Short exercise — Print the entries in full, word for word, but not the pictures.

Exercise data —
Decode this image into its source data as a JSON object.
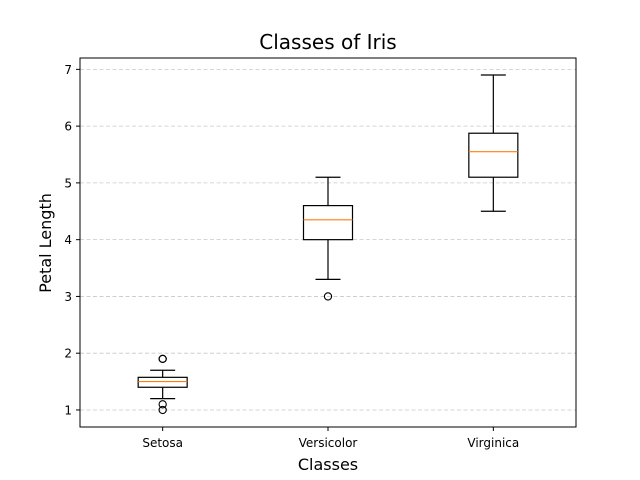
{
  "chart_data": {
    "type": "boxplot",
    "title": "Classes of Iris",
    "xlabel": "Classes",
    "ylabel": "Petal Length",
    "ylim": [
      0.7,
      7.2
    ],
    "yticks": [
      1,
      2,
      3,
      4,
      5,
      6,
      7
    ],
    "grid": "y-dashed",
    "median_color": "#ff7f0e",
    "box_color": "#000000",
    "categories": [
      "Setosa",
      "Versicolor",
      "Virginica"
    ],
    "boxes": [
      {
        "name": "Setosa",
        "whisker_low": 1.2,
        "q1": 1.4,
        "median": 1.5,
        "q3": 1.575,
        "whisker_high": 1.7,
        "fliers": [
          1.0,
          1.1,
          1.9,
          1.9
        ]
      },
      {
        "name": "Versicolor",
        "whisker_low": 3.3,
        "q1": 4.0,
        "median": 4.35,
        "q3": 4.6,
        "whisker_high": 5.1,
        "fliers": [
          3.0
        ]
      },
      {
        "name": "Virginica",
        "whisker_low": 4.5,
        "q1": 5.1,
        "median": 5.55,
        "q3": 5.875,
        "whisker_high": 6.9,
        "fliers": []
      }
    ]
  }
}
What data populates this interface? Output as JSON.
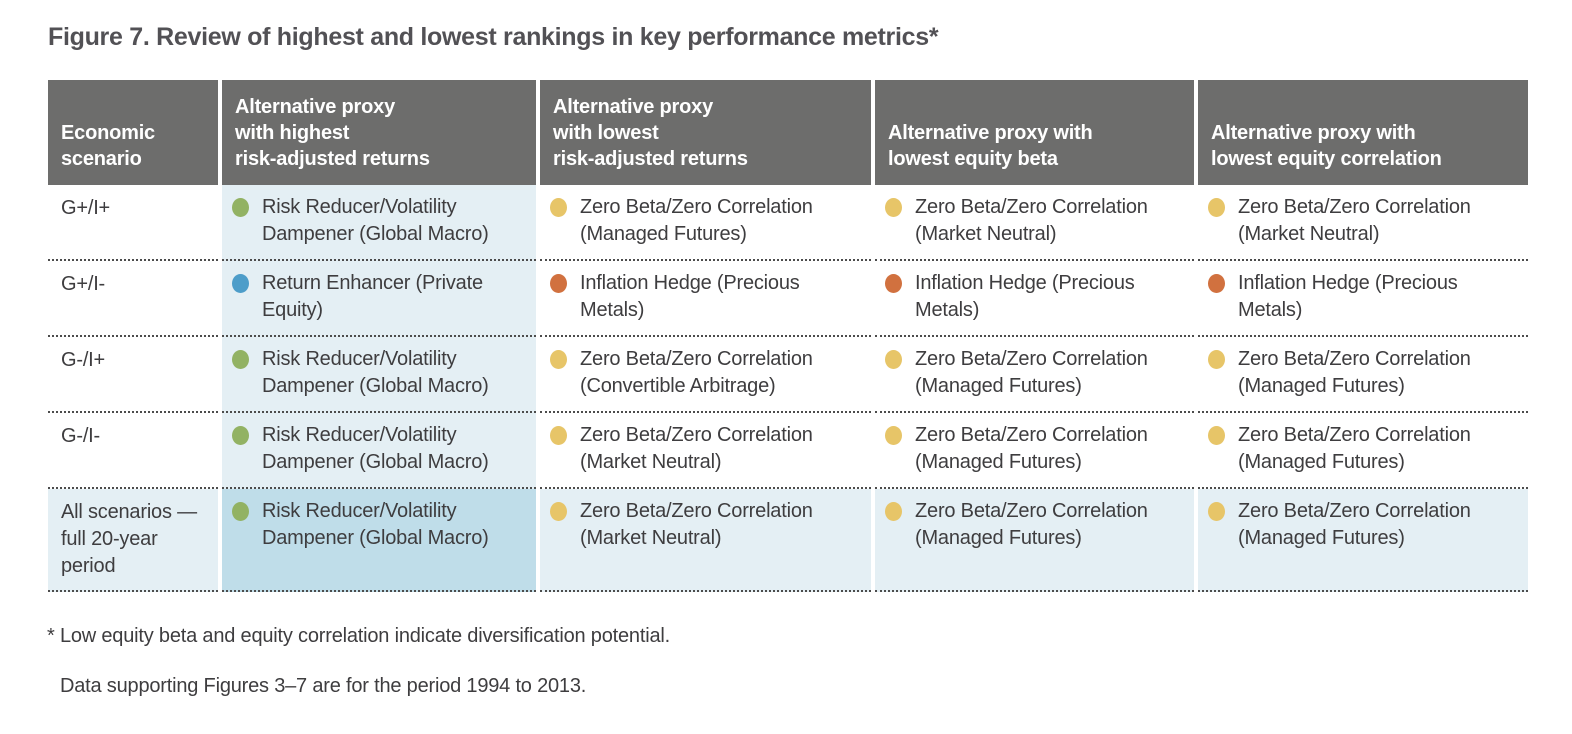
{
  "figure": {
    "title": "Figure 7. Review of highest and lowest rankings in key performance metrics*",
    "footnotes": {
      "star": "* Low equity beta and equity correlation indicate diversification potential.",
      "period": "Data supporting Figures 3–7 are for the period 1994 to 2013."
    }
  },
  "table": {
    "columns": [
      {
        "id": "economic-scenario",
        "label": "Economic\nscenario"
      },
      {
        "id": "highest-risk-adjusted-returns",
        "label": "Alternative proxy\nwith highest\nrisk-adjusted returns"
      },
      {
        "id": "lowest-risk-adjusted-returns",
        "label": "Alternative proxy\nwith lowest\nrisk-adjusted returns"
      },
      {
        "id": "lowest-equity-beta",
        "label": "Alternative proxy with\nlowest equity beta"
      },
      {
        "id": "lowest-equity-correlation",
        "label": "Alternative proxy with\nlowest equity correlation"
      }
    ],
    "rows": [
      {
        "scenario": "G+/I+",
        "summary": false,
        "cells": [
          {
            "dot": "green",
            "text": "Risk Reducer/Volatility Dampener (Global Macro)"
          },
          {
            "dot": "yellow",
            "text": "Zero Beta/Zero Correlation (Managed Futures)"
          },
          {
            "dot": "yellow",
            "text": "Zero Beta/Zero Correlation (Market Neutral)"
          },
          {
            "dot": "yellow",
            "text": "Zero Beta/Zero Correlation (Market Neutral)"
          }
        ]
      },
      {
        "scenario": "G+/I-",
        "summary": false,
        "cells": [
          {
            "dot": "blue",
            "text": "Return Enhancer (Private Equity)"
          },
          {
            "dot": "orange",
            "text": "Inflation Hedge (Precious Metals)"
          },
          {
            "dot": "orange",
            "text": "Inflation Hedge (Precious Metals)"
          },
          {
            "dot": "orange",
            "text": "Inflation Hedge (Precious Metals)"
          }
        ]
      },
      {
        "scenario": "G-/I+",
        "summary": false,
        "cells": [
          {
            "dot": "green",
            "text": "Risk Reducer/Volatility Dampener (Global Macro)"
          },
          {
            "dot": "yellow",
            "text": "Zero Beta/Zero Correlation (Convertible Arbitrage)"
          },
          {
            "dot": "yellow",
            "text": "Zero Beta/Zero Correlation (Managed Futures)"
          },
          {
            "dot": "yellow",
            "text": "Zero Beta/Zero Correlation (Managed Futures)"
          }
        ]
      },
      {
        "scenario": "G-/I-",
        "summary": false,
        "cells": [
          {
            "dot": "green",
            "text": "Risk Reducer/Volatility Dampener (Global Macro)"
          },
          {
            "dot": "yellow",
            "text": "Zero Beta/Zero Correlation (Market Neutral)"
          },
          {
            "dot": "yellow",
            "text": "Zero Beta/Zero Correlation (Managed Futures)"
          },
          {
            "dot": "yellow",
            "text": "Zero Beta/Zero Correlation (Managed Futures)"
          }
        ]
      },
      {
        "scenario": "All scenarios —\nfull 20-year\nperiod",
        "summary": true,
        "cells": [
          {
            "dot": "green",
            "text": "Risk Reducer/Volatility Dampener (Global Macro)"
          },
          {
            "dot": "yellow",
            "text": "Zero Beta/Zero Correlation (Market Neutral)"
          },
          {
            "dot": "yellow",
            "text": "Zero Beta/Zero Correlation (Managed Futures)"
          },
          {
            "dot": "yellow",
            "text": "Zero Beta/Zero Correlation (Managed Futures)"
          }
        ]
      }
    ],
    "dot_colors": {
      "green": "#92b263",
      "blue": "#4d9dc9",
      "yellow": "#e7c568",
      "orange": "#d1713f"
    },
    "colors": {
      "header_bg": "#6d6d6c",
      "header_text": "#ffffff",
      "highlight_column_bg": "#e4eff4",
      "summary_row_bg": "#e4eff4",
      "summary_highlight_bg": "#bfdde9",
      "body_text": "#3e3d3f",
      "title_text": "#525155",
      "dotted_line": "#4c4c4c"
    }
  }
}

Exercise response —
Decode this image into its source data as a JSON object.
{
  "chart_data": {
    "type": "boxplot",
    "title": "Classes of Iris",
    "xlabel": "Classes",
    "ylabel": "Petal Length",
    "ylim": [
      0.7,
      7.2
    ],
    "yticks": [
      1,
      2,
      3,
      4,
      5,
      6,
      7
    ],
    "grid": "y-dashed",
    "median_color": "#ff7f0e",
    "box_color": "#000000",
    "categories": [
      "Setosa",
      "Versicolor",
      "Virginica"
    ],
    "boxes": [
      {
        "name": "Setosa",
        "whisker_low": 1.2,
        "q1": 1.4,
        "median": 1.5,
        "q3": 1.575,
        "whisker_high": 1.7,
        "fliers": [
          1.0,
          1.1,
          1.9,
          1.9
        ]
      },
      {
        "name": "Versicolor",
        "whisker_low": 3.3,
        "q1": 4.0,
        "median": 4.35,
        "q3": 4.6,
        "whisker_high": 5.1,
        "fliers": [
          3.0
        ]
      },
      {
        "name": "Virginica",
        "whisker_low": 4.5,
        "q1": 5.1,
        "median": 5.55,
        "q3": 5.875,
        "whisker_high": 6.9,
        "fliers": []
      }
    ]
  }
}
What data populates this interface? Output as JSON.
{
  "figure": {
    "title": "Figure 7. Review of highest and lowest rankings in key performance metrics*",
    "footnotes": {
      "star": "* Low equity beta and equity correlation indicate diversification potential.",
      "period": "Data supporting Figures 3–7 are for the period 1994 to 2013."
    }
  },
  "table": {
    "columns": [
      {
        "id": "economic-scenario",
        "label": "Economic\nscenario"
      },
      {
        "id": "highest-risk-adjusted-returns",
        "label": "Alternative proxy\nwith highest\nrisk-adjusted returns"
      },
      {
        "id": "lowest-risk-adjusted-returns",
        "label": "Alternative proxy\nwith lowest\nrisk-adjusted returns"
      },
      {
        "id": "lowest-equity-beta",
        "label": "Alternative proxy with\nlowest equity beta"
      },
      {
        "id": "lowest-equity-correlation",
        "label": "Alternative proxy with\nlowest equity correlation"
      }
    ],
    "rows": [
      {
        "scenario": "G+/I+",
        "summary": false,
        "cells": [
          {
            "dot": "green",
            "text": "Risk Reducer/Volatility Dampener (Global Macro)"
          },
          {
            "dot": "yellow",
            "text": "Zero Beta/Zero Correlation (Managed Futures)"
          },
          {
            "dot": "yellow",
            "text": "Zero Beta/Zero Correlation (Market Neutral)"
          },
          {
            "dot": "yellow",
            "text": "Zero Beta/Zero Correlation (Market Neutral)"
          }
        ]
      },
      {
        "scenario": "G+/I-",
        "summary": false,
        "cells": [
          {
            "dot": "blue",
            "text": "Return Enhancer (Private Equity)"
          },
          {
            "dot": "orange",
            "text": "Inflation Hedge (Precious Metals)"
          },
          {
            "dot": "orange",
            "text": "Inflation Hedge (Precious Metals)"
          },
          {
            "dot": "orange",
            "text": "Inflation Hedge (Precious Metals)"
          }
        ]
      },
      {
        "scenario": "G-/I+",
        "summary": false,
        "cells": [
          {
            "dot": "green",
            "text": "Risk Reducer/Volatility Dampener (Global Macro)"
          },
          {
            "dot": "yellow",
            "text": "Zero Beta/Zero Correlation (Convertible Arbitrage)"
          },
          {
            "dot": "yellow",
            "text": "Zero Beta/Zero Correlation (Managed Futures)"
          },
          {
            "dot": "yellow",
            "text": "Zero Beta/Zero Correlation (Managed Futures)"
          }
        ]
      },
      {
        "scenario": "G-/I-",
        "summary": false,
        "cells": [
          {
            "dot": "green",
            "text": "Risk Reducer/Volatility Dampener (Global Macro)"
          },
          {
            "dot": "yellow",
            "text": "Zero Beta/Zero Correlation (Market Neutral)"
          },
          {
            "dot": "yellow",
            "text": "Zero Beta/Zero Correlation (Managed Futures)"
          },
          {
            "dot": "yellow",
            "text": "Zero Beta/Zero Correlation (Managed Futures)"
          }
        ]
      },
      {
        "scenario": "All scenarios —\nfull 20-year\nperiod",
        "summary": true,
        "cells": [
          {
            "dot": "green",
            "text": "Risk Reducer/Volatility Dampener (Global Macro)"
          },
          {
            "dot": "yellow",
            "text": "Zero Beta/Zero Correlation (Market Neutral)"
          },
          {
            "dot": "yellow",
            "text": "Zero Beta/Zero Correlation (Managed Futures)"
          },
          {
            "dot": "yellow",
            "text": "Zero Beta/Zero Correlation (Managed Futures)"
          }
        ]
      }
    ],
    "dot_colors": {
      "green": "#92b263",
      "blue": "#4d9dc9",
      "yellow": "#e7c568",
      "orange": "#d1713f"
    },
    "colors": {
      "header_bg": "#6d6d6c",
      "header_text": "#ffffff",
      "highlight_column_bg": "#e4eff4",
      "summary_row_bg": "#e4eff4",
      "summary_highlight_bg": "#bfdde9",
      "body_text": "#3e3d3f",
      "title_text": "#525155",
      "dotted_line": "#4c4c4c"
    }
  }
}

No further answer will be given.